__Supplied data__

........

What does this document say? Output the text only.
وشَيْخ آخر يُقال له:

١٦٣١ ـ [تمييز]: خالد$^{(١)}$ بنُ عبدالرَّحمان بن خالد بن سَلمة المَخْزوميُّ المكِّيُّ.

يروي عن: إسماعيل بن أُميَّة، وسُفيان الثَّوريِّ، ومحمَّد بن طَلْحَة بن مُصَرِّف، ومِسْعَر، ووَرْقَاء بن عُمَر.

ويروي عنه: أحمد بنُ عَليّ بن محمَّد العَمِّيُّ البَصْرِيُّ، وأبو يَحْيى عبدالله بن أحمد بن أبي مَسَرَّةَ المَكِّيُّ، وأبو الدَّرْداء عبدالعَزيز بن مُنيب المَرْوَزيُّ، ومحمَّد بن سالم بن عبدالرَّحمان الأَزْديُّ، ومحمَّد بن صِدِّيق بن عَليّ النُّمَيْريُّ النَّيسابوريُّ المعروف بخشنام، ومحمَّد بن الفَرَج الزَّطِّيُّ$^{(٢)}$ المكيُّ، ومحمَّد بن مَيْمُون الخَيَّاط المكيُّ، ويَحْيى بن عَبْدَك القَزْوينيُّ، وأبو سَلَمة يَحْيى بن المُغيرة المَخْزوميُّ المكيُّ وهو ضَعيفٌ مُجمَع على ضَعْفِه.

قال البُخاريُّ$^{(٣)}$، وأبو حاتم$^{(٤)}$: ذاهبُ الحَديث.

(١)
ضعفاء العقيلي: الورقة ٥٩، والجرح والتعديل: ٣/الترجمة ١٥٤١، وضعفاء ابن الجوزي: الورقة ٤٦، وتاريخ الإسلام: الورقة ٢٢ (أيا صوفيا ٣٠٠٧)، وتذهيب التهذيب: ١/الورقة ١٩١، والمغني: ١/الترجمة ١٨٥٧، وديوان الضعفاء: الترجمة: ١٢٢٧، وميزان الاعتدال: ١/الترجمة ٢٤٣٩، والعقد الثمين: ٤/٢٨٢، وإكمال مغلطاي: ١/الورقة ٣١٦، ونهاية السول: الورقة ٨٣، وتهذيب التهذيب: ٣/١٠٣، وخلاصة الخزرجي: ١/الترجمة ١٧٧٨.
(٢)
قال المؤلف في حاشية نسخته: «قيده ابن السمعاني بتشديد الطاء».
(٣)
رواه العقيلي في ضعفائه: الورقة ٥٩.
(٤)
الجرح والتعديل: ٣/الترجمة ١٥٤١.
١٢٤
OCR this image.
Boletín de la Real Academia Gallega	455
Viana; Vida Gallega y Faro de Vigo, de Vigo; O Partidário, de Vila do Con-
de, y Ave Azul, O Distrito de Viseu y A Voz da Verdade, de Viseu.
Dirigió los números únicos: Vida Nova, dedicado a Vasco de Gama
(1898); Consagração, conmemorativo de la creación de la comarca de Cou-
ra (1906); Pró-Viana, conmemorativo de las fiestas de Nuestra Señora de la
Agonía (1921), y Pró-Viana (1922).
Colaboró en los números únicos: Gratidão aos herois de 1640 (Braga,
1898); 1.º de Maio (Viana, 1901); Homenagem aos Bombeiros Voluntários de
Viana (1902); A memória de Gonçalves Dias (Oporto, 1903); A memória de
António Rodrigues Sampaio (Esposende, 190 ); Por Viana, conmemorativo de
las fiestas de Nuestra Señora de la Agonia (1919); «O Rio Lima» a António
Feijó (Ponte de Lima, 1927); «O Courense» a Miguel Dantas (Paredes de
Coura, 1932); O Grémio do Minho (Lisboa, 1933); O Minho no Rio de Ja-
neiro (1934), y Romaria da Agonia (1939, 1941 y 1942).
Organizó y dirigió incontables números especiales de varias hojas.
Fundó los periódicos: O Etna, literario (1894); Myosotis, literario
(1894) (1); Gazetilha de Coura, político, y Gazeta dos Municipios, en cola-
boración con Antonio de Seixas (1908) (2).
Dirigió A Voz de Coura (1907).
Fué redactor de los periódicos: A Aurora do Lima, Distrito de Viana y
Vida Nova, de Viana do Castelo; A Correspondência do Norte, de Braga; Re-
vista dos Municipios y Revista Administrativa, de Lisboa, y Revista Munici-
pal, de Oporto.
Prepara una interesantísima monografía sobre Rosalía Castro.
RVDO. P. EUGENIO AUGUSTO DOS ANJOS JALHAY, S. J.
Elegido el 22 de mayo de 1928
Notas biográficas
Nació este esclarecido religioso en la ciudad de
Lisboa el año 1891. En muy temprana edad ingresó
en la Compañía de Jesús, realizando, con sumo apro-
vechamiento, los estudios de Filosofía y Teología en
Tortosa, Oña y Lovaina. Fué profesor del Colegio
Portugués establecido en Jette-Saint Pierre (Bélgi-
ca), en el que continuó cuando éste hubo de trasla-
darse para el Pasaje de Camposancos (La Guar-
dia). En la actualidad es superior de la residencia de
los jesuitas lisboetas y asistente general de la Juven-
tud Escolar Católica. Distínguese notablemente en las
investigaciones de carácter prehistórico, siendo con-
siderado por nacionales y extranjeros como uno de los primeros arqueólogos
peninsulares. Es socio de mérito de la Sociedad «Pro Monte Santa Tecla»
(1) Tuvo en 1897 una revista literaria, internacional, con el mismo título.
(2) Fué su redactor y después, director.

........

__Exercise instructions__
State the count of lines with the word "this" in them, and write nothing else.

__Right answer__
2